What you need to do
Tally the lines that include "image". Output the number only.

┏━━

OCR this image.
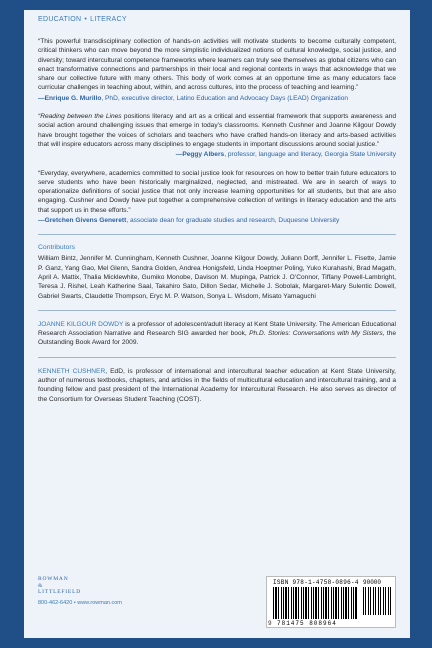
EDUCATION • LITERACY

“This powerful transdisciplinary collection of hands-on activities will motivate students to become culturally competent, critical thinkers who can move beyond the more simplistic individualized notions of cultural knowledge, social justice, and diversity; toward intercultural competence frameworks where learners can truly see themselves as global citizens who can enact transformative connections and partnerships in their local and regional contexts in ways that acknowledge that we share our collective future with many others. This body of work comes at an opportune time as many educators face curricular challenges in teaching about, within, and across cultures, into the process of teaching and learning.”

—Enrique G. Murillo, PhD, executive director, Latino Education and Advocacy Days (LEAD) Organization

“Reading between the Lines positions literacy and art as a critical and essential framework that supports awareness and social action around challenging issues that emerge in today’s classrooms. Kenneth Cushner and Joanne Kilgour Dowdy have brought together the voices of scholars and teachers who have crafted hands-on literacy and arts-based activities that will inspire educators across many disciplines to engage students in important discussions around social justice.”

—Peggy Albers, professor, language and literacy, Georgia State University

“Everyday, everywhere, academics committed to social justice look for resources on how to better train future educators to serve students who have been historically marginalized, neglected, and mistreated. We are in search of ways to operationalize definitions of social justice that not only increase learning opportunities for all students, but that are also engaging. Cushner and Dowdy have put together a comprehensive collection of writings in literacy education and the arts that support us in these efforts.”

—Gretchen Givens Generett, associate dean for graduate studies and research, Duquesne University
Contributors

William Bintz, Jennifer M. Cunningham, Kenneth Cushner, Joanne Kilgour Dowdy, Juliann Dorff, Jennifer L. Fisette, Jamie P. Ganz, Yang Gao, Mel Glenn, Sandra Golden, Andrea Honigsfeld, Linda Hoeptner Poling, Yuko Kurahashi, Brad Magath, April A. Mattix, Thalia Micklewhite, Gumiko Monobe, Davison M. Mupinga, Patrick J. O’Connor, Tiffany Powell-Lambright, Teresa J. Rishel, Leah Katherine Saal, Takahiro Sato, Dillon Sedar, Michelle J. Sobolak, Margaret-Mary Sulentic Dowell, Gabriel Swarts, Claudette Thompson, Eryc M. P. Watson, Sonya L. Wisdom, Misato Yamaguchi

JOANNE KILGOUR DOWDY is a professor of adolescent/adult literacy at Kent State University. The American Educational Research Association Narrative and Research SIG awarded her book, Ph.D. Stories: Conversations with My Sisters, the Outstanding Book Award for 2009.

KENNETH CUSHNER, EdD, is professor of international and intercultural teacher education at Kent State University, author of numerous textbooks, chapters, and articles in the fields of multicultural education and intercultural training, and a founding fellow and past president of the International Academy for Intercultural Research. He also serves as director of the Consortium for Overseas Student Teaching (COST).

ROWMAN
&
LITTLEFIELD
800-462-6420 • www.rowman.com
ISBN 978-1-4758-0896-4 90000
9 781475 808964
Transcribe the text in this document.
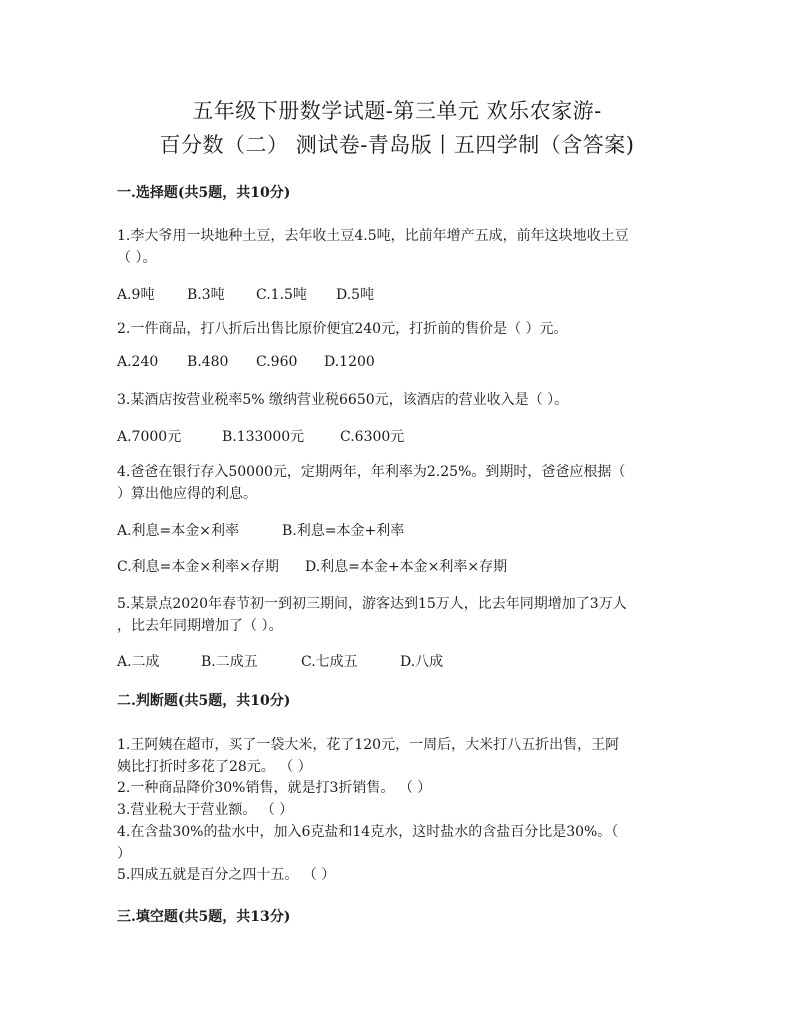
五年级下册数学试题-第三单元 欢乐农家游-
百分数（二） 测试卷-青岛版丨五四学制（含答案)
一.选择题(共5题，共10分)
1.李大爷用一块地种土豆，去年收土豆4.5吨，比前年增产五成，前年这块地收土豆
（ ）。
A.9吨 B.3吨 C.1.5吨 D.5吨
2.一件商品，打八折后出售比原价便宜240元，打折前的售价是（ ）元。
A.240 B.480 C.960 D.1200
3.某酒店按营业税率5% 缴纳营业税6650元，该酒店的营业收入是（ ）。
A.7000元	B.133000元	C.6300元
4.爸爸在银行存入50000元，定期两年，年利率为2.25%。到期时，爸爸应根据（
）算出他应得的利息。
A.利息=本金×利率	B.利息=本金+利率
C.利息=本金×利率×存期 D.利息=本金+本金×利率×存期
5.某景点2020年春节初一到初三期间，游客达到15万人，比去年同期增加了3万人
，比去年同期增加了（ ）。
A.二成	B.二成五	C.七成五	D.八成
二.判断题(共5题，共10分)
1.王阿姨在超市，买了一袋大米，花了120元，一周后，大米打八五折出售，王阿
姨比打折时多花了28元。 （ ）
2.一种商品降价30%销售，就是打3折销售。 （ ）
3.营业税大于营业额。 （ ）
4.在含盐30%的盐水中，加入6克盐和14克水，这时盐水的含盐百分比是30%。（
）
5.四成五就是百分之四十五。 （ ）
三.填空题(共5题，共13分)
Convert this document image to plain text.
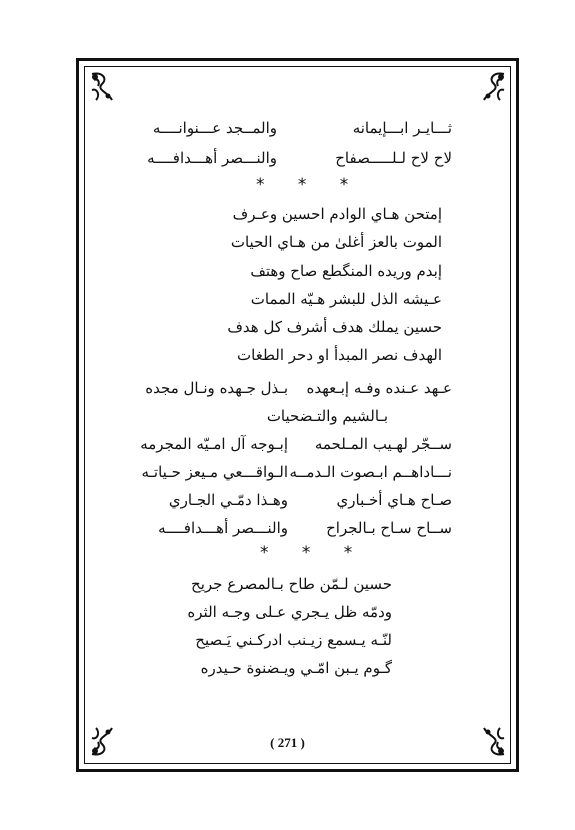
ثـــايـر ابـــإيمانه
والمــجد عـــنوانــــه
لاح لاح لـلـــــصفاح
والنـــصر أهـــدافــــه
* * *
إمتحن هـاي الوادم احسين وعـرف
الموت بالعز أغلىٰ من هـاي الحيات
إبدم وريده المنگطع صاح وهتف
عـيشه الذل للبشر هـيّه الممات
حسين يملك هدف أشرف كل هدف
الهدف نصر المبدأ او دحر الطغات
عـهد عـنده وفـه إبـعهده
بـذل جـهده ونـال مجده
بـالشيم والتـضحيات
ســجّر لهـيب المـلحمه
إبـوجه آل امـيّه المجرمه
نـــاداهــم ابـصوت الـدمــه
الـواقـــعي مـيعز حـياتـه
صـاح هـاي أخـباري
وهـذا دمّـي الجـاري
ســاح سـاح بـالجراح
والنـــصر أهـــدافــــه
* * *
حسين لـمّن طاح بـالمصرع جريح
ودمّه ظل يـجري عـلى وجـه الثره
لنّـه يـسمع زيـنب ادركـني يَـصيح
گـوم يـبن امّـي ويـضنوة حـيدره
( 271 )
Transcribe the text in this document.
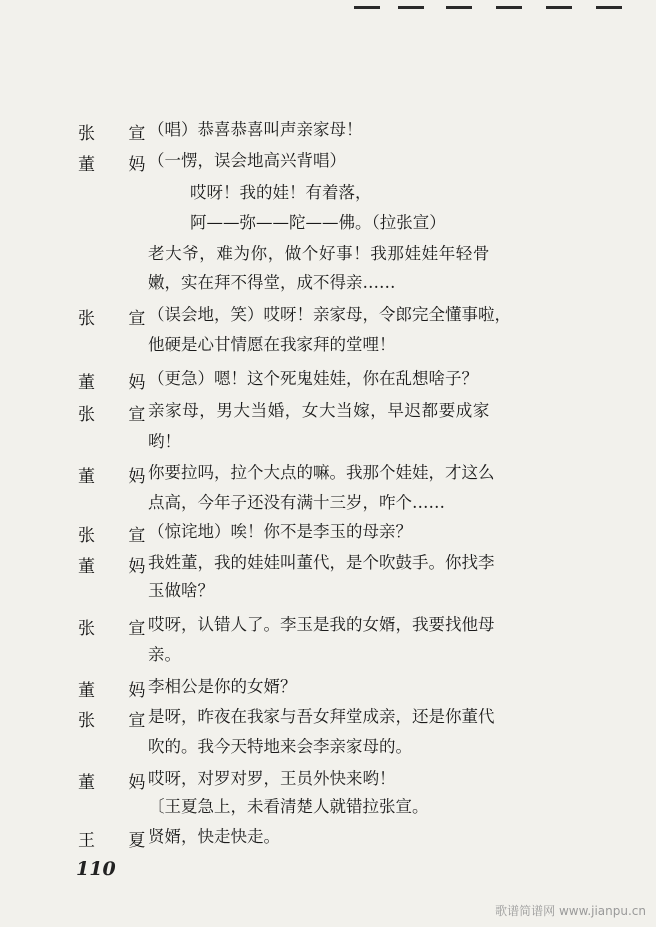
张 宣
（唱）恭喜恭喜叫声亲家母！
董 妈
（一愣，误会地高兴背唱）
哎呀！我的娃！有着落，
阿——弥——陀——佛。（拉张宣）
老大爷，难为你，做个好事！我那娃娃年轻骨
嫩，实在拜不得堂，成不得亲……
张 宣
（误会地，笑）哎呀！亲家母，令郎完全懂事啦，
他硬是心甘情愿在我家拜的堂哩！
董 妈
（更急）嗯！这个死鬼娃娃，你在乱想啥子？
张 宣
亲家母，男大当婚，女大当嫁，早迟都要成家
哟！
董 妈
你要拉吗，拉个大点的嘛。我那个娃娃，才这么
点高，今年子还没有满十三岁，咋个……
张 宣
（惊诧地）唉！你不是李玉的母亲？
董 妈
我姓董，我的娃娃叫董代，是个吹鼓手。你找李
玉做啥？
张 宣
哎呀，认错人了。李玉是我的女婿，我要找他母
亲。
董 妈
李相公是你的女婿？
张 宣
是呀，昨夜在我家与吾女拜堂成亲，还是你董代
吹的。我今天特地来会李亲家母的。
董 妈
哎呀，对罗对罗，王员外快来哟！
〔王夏急上，未看清楚人就错拉张宣。
王 夏
贤婿，快走快走。
110
歌谱简谱网 www.jianpu.cn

┗━━

Response to this exercise
2